DIRECTIONS FOR THIS TASK: Omit the images, then output each of the records below exactly.

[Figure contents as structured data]
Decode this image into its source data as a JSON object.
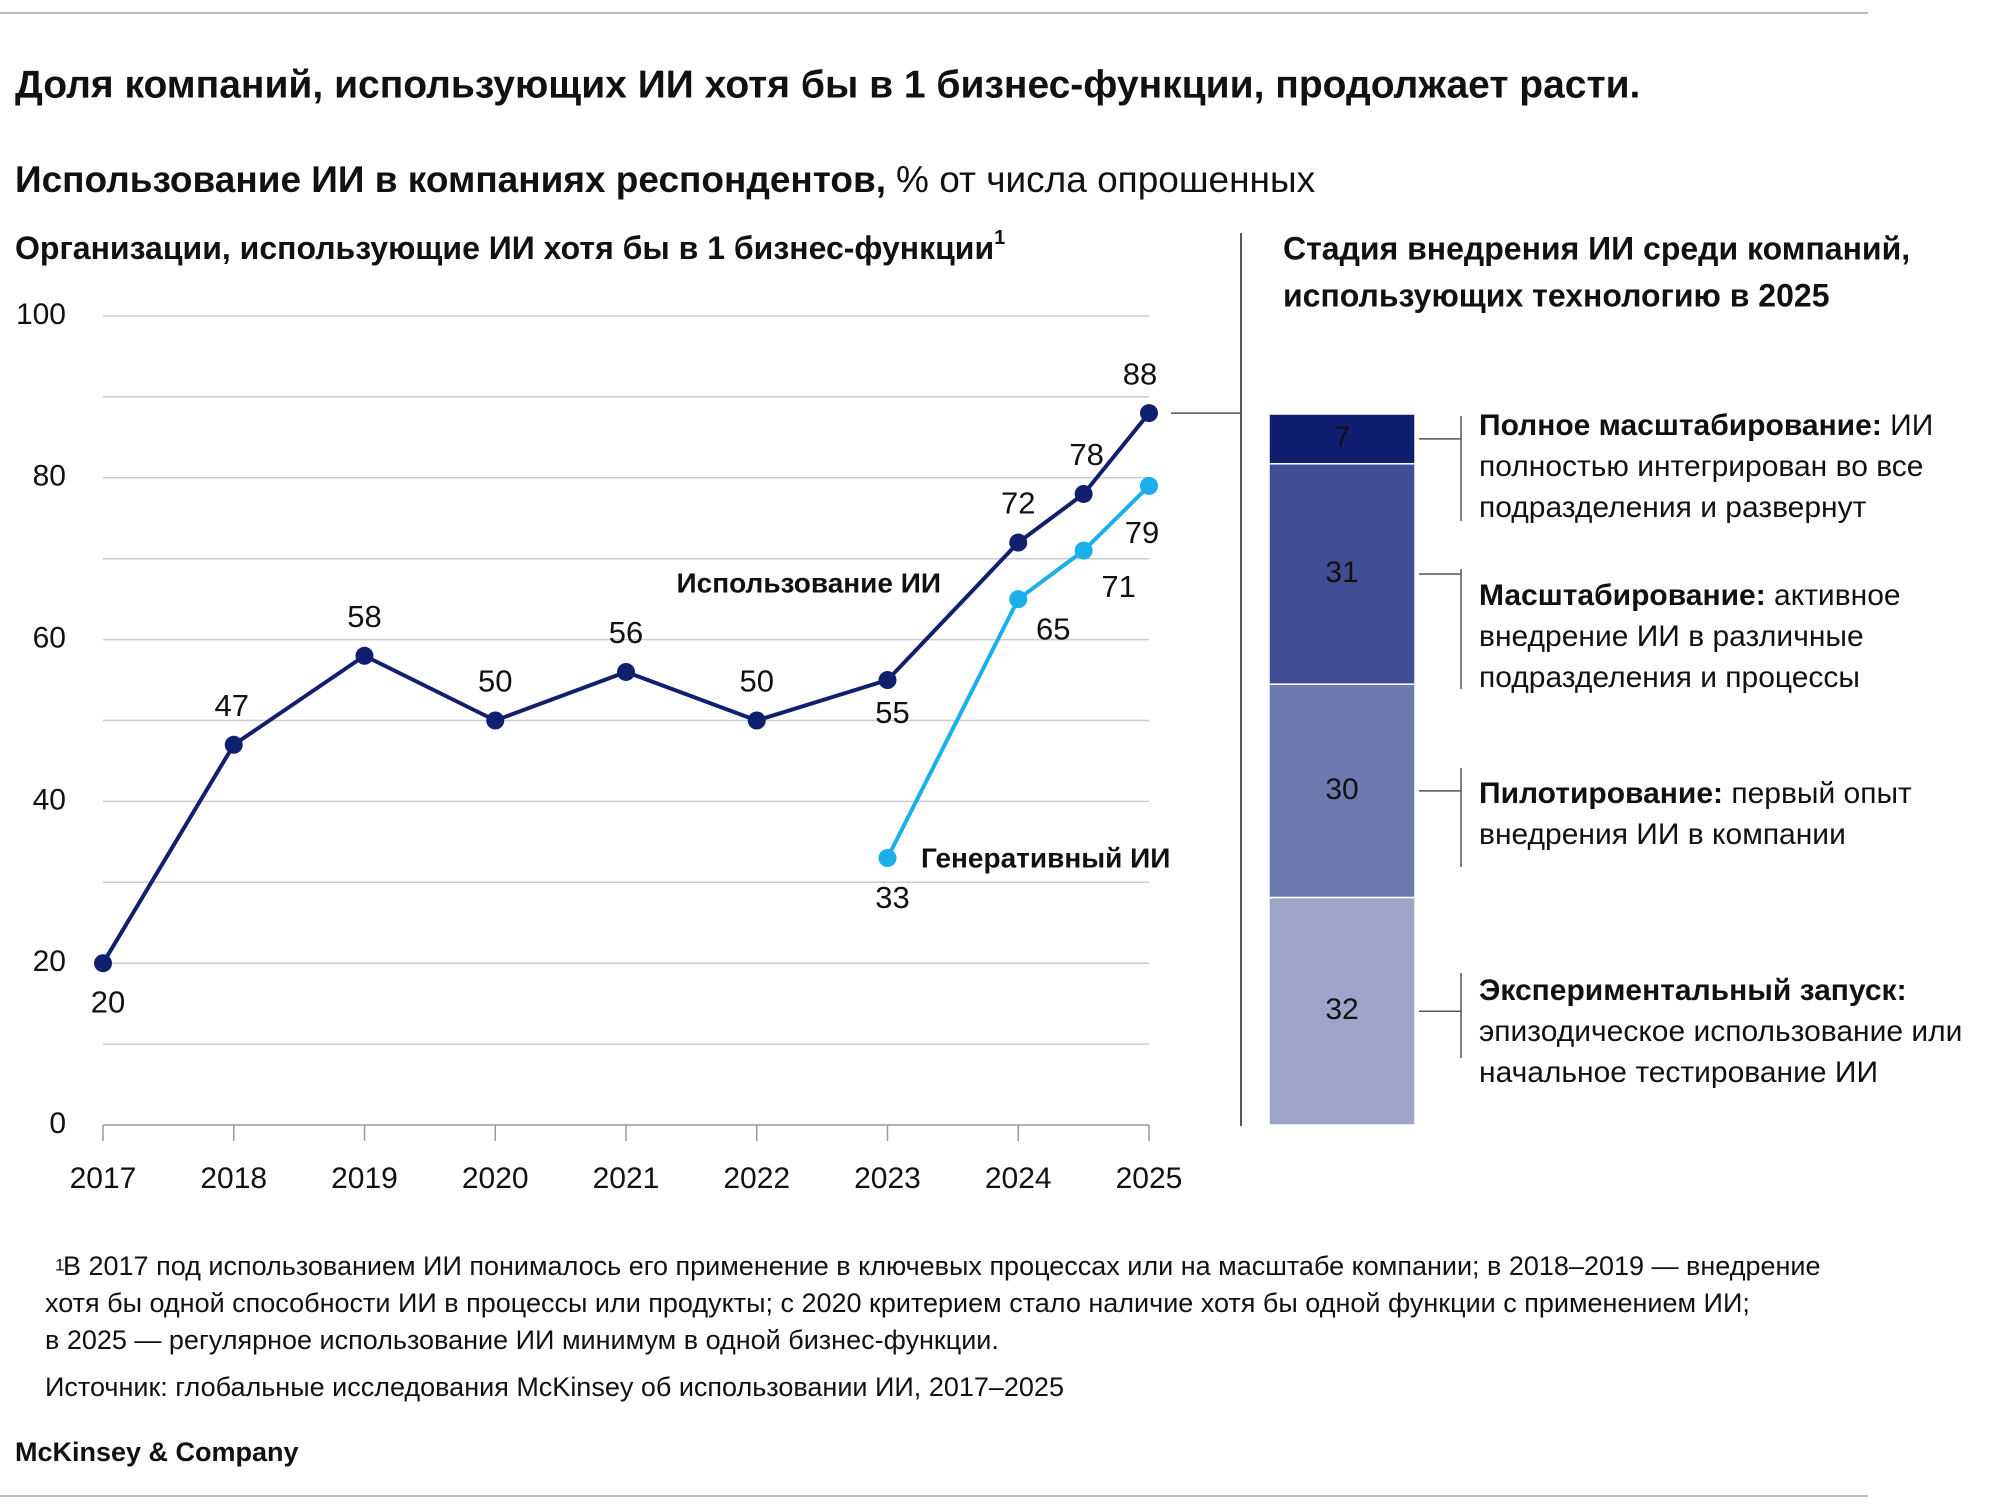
{
  "title": "Доля компаний, использующих ИИ хотя бы в 1 бизнес-функции, продолжает расти.",
  "subtitle": {
    "bold": "Использование ИИ в компаниях респондентов,",
    "regular": "% от числа опрошенных"
  },
  "chart_data": [
    {
      "type": "line",
      "title": "Организации, использующие ИИ хотя бы в 1 бизнес-функции",
      "title_note": "1",
      "series": [
        {
          "name": "Использование ИИ",
          "color": "#101f6e",
          "x": [
            2017,
            2018,
            2019,
            2020,
            2021,
            2022,
            2023,
            2024,
            2024.5,
            2025
          ],
          "values": [
            20,
            47,
            58,
            50,
            56,
            50,
            55,
            72,
            78,
            88
          ]
        },
        {
          "name": "Генеративный ИИ",
          "color": "#1aaeea",
          "x": [
            2023,
            2024,
            2024.5,
            2025
          ],
          "values": [
            33,
            65,
            71,
            79
          ]
        }
      ],
      "xlim": [
        2017,
        2025
      ],
      "xticks": [
        2017,
        2018,
        2019,
        2020,
        2021,
        2022,
        2023,
        2024,
        2025
      ],
      "ylim": [
        0,
        100
      ],
      "yticks": [
        0,
        20,
        40,
        60,
        80,
        100
      ],
      "minor_yticks": [
        10,
        30,
        50,
        70,
        90
      ],
      "grid": true
    },
    {
      "type": "stacked_bar",
      "title": [
        "Стадия внедрения ИИ среди компаний,",
        "использующих технологию в 2025"
      ],
      "series": [
        {
          "name": "Экспериментальный запуск:",
          "description": "эпизодическое использование или начальное тестирование ИИ",
          "color": "#9da5ca",
          "value": 32
        },
        {
          "name": "Пилотирование:",
          "description": "первый опыт внедрения ИИ в компании",
          "color": "#6d7ab0",
          "value": 30
        },
        {
          "name": "Масштабирование:",
          "description": "активное внедрение ИИ в различные подразделения и процессы",
          "color": "#3f4e94",
          "value": 31
        },
        {
          "name": "Полное масштабирование:",
          "description": "ИИ полностью интегрирован во все подразделения и развернут",
          "color": "#0f1e6e",
          "value": 7
        }
      ]
    }
  ],
  "footnote": {
    "marker": "1",
    "lines": [
      "В 2017 под использованием ИИ понималось его применение в ключевых процессах или на масштабе компании; в 2018–2019 — внедрение",
      "хотя бы одной способности ИИ в процессы или продукты; с 2020 критерием стало наличие хотя бы одной функции  с применением ИИ;",
      "в 2025 — регулярное использование ИИ минимум в одной бизнес-функции."
    ]
  },
  "source": "Источник: глобальные исследования McKinsey об использовании ИИ, 2017–2025",
  "brand": "McKinsey & Company"
}
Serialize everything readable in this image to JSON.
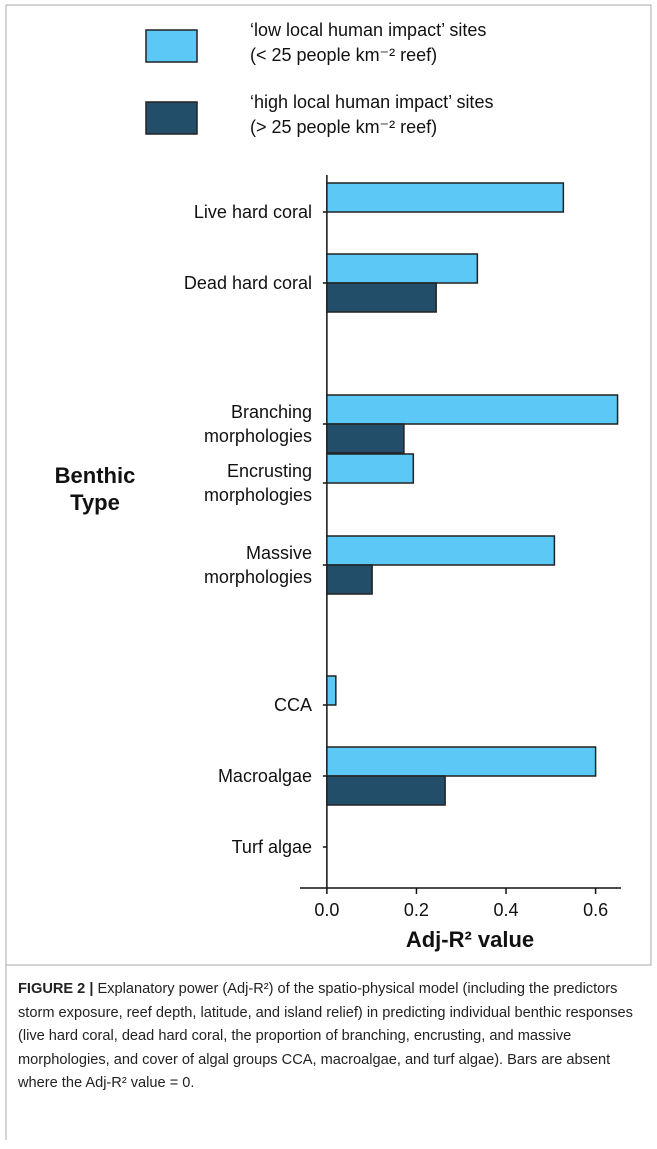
{
  "chart_data": {
    "type": "hbar",
    "categories": [
      "Live hard coral",
      "Dead hard coral",
      "Branching\nmorphologies",
      "Encrusting\nmorphologies",
      "Massive\nmorphologies",
      "CCA",
      "Macroalgae",
      "Turf algae"
    ],
    "series": [
      {
        "name": "‘low local human impact’ sites\n(< 25 people km⁻² reef)",
        "color": "#5bc8f5",
        "values": [
          0.528,
          0.336,
          0.649,
          0.193,
          0.508,
          0.02,
          0.6,
          0
        ]
      },
      {
        "name": "‘high local human impact’ sites\n(> 25 people km⁻² reef)",
        "color": "#234e6a",
        "values": [
          0,
          0.244,
          0.172,
          0,
          0.101,
          0,
          0.264,
          0
        ]
      }
    ],
    "xlim": [
      -0.06,
      0.65
    ],
    "xticks": [
      {
        "value": 0,
        "label": "0.0"
      },
      0.2,
      0.4,
      0.6
    ],
    "xlabel": "Adj-R² value",
    "ylabel": "Benthic\nType"
  },
  "caption": {
    "label": "FIGURE 2 |",
    "text": " Explanatory power (Adj-R²) of the spatio-physical model (including the predictors storm exposure, reef depth, latitude, and island relief) in predicting individual benthic responses (live hard coral, dead hard coral, the proportion of branching, encrusting, and massive morphologies, and cover of algal groups CCA, macroalgae, and turf algae). Bars are absent where the Adj-R² value = 0."
  }
}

THE ANSWER:
Decode this image into its source data as a JSON object.
{
  "title": "Доля компаний, использующих ИИ хотя бы в 1 бизнес-функции, продолжает расти.",
  "subtitle": {
    "bold": "Использование ИИ в компаниях респондентов,",
    "regular": "% от числа опрошенных"
  },
  "chart_data": [
    {
      "type": "line",
      "title": "Организации, использующие ИИ хотя бы в 1 бизнес-функции",
      "title_note": "1",
      "series": [
        {
          "name": "Использование ИИ",
          "color": "#101f6e",
          "x": [
            2017,
            2018,
            2019,
            2020,
            2021,
            2022,
            2023,
            2024,
            2024.5,
            2025
          ],
          "values": [
            20,
            47,
            58,
            50,
            56,
            50,
            55,
            72,
            78,
            88
          ]
        },
        {
          "name": "Генеративный ИИ",
          "color": "#1aaeea",
          "x": [
            2023,
            2024,
            2024.5,
            2025
          ],
          "values": [
            33,
            65,
            71,
            79
          ]
        }
      ],
      "xlim": [
        2017,
        2025
      ],
      "xticks": [
        2017,
        2018,
        2019,
        2020,
        2021,
        2022,
        2023,
        2024,
        2025
      ],
      "ylim": [
        0,
        100
      ],
      "yticks": [
        0,
        20,
        40,
        60,
        80,
        100
      ],
      "minor_yticks": [
        10,
        30,
        50,
        70,
        90
      ],
      "grid": true
    },
    {
      "type": "stacked_bar",
      "title": [
        "Стадия внедрения ИИ среди компаний,",
        "использующих технологию в 2025"
      ],
      "series": [
        {
          "name": "Экспериментальный запуск:",
          "description": "эпизодическое использование или начальное тестирование ИИ",
          "color": "#9da5ca",
          "value": 32
        },
        {
          "name": "Пилотирование:",
          "description": "первый опыт внедрения ИИ в компании",
          "color": "#6d7ab0",
          "value": 30
        },
        {
          "name": "Масштабирование:",
          "description": "активное внедрение ИИ в различные подразделения и процессы",
          "color": "#3f4e94",
          "value": 31
        },
        {
          "name": "Полное масштабирование:",
          "description": "ИИ полностью интегрирован во все подразделения и развернут",
          "color": "#0f1e6e",
          "value": 7
        }
      ]
    }
  ],
  "footnote": {
    "marker": "1",
    "lines": [
      "В 2017 под использованием ИИ понималось его применение в ключевых процессах или на масштабе компании; в 2018–2019 — внедрение",
      "хотя бы одной способности ИИ в процессы или продукты; с 2020 критерием стало наличие хотя бы одной функции  с применением ИИ;",
      "в 2025 — регулярное использование ИИ минимум в одной бизнес-функции."
    ]
  },
  "source": "Источник: глобальные исследования McKinsey об использовании ИИ, 2017–2025",
  "brand": "McKinsey & Company"
}
Serialize everything readable in this image to JSON.
{
  "chart_data": {
    "type": "hbar",
    "categories": [
      "Live hard coral",
      "Dead hard coral",
      "Branching\nmorphologies",
      "Encrusting\nmorphologies",
      "Massive\nmorphologies",
      "CCA",
      "Macroalgae",
      "Turf algae"
    ],
    "series": [
      {
        "name": "‘low local human impact’ sites\n(< 25 people km⁻² reef)",
        "color": "#5bc8f5",
        "values": [
          0.528,
          0.336,
          0.649,
          0.193,
          0.508,
          0.02,
          0.6,
          0
        ]
      },
      {
        "name": "‘high local human impact’ sites\n(> 25 people km⁻² reef)",
        "color": "#234e6a",
        "values": [
          0,
          0.244,
          0.172,
          0,
          0.101,
          0,
          0.264,
          0
        ]
      }
    ],
    "xlim": [
      -0.06,
      0.65
    ],
    "xticks": [
      {
        "value": 0,
        "label": "0.0"
      },
      0.2,
      0.4,
      0.6
    ],
    "xlabel": "Adj-R² value",
    "ylabel": "Benthic\nType"
  },
  "caption": {
    "label": "FIGURE 2 |",
    "text": " Explanatory power (Adj-R²) of the spatio-physical model (including the predictors storm exposure, reef depth, latitude, and island relief) in predicting individual benthic responses (live hard coral, dead hard coral, the proportion of branching, encrusting, and massive morphologies, and cover of algal groups CCA, macroalgae, and turf algae). Bars are absent where the Adj-R² value = 0."
  }
}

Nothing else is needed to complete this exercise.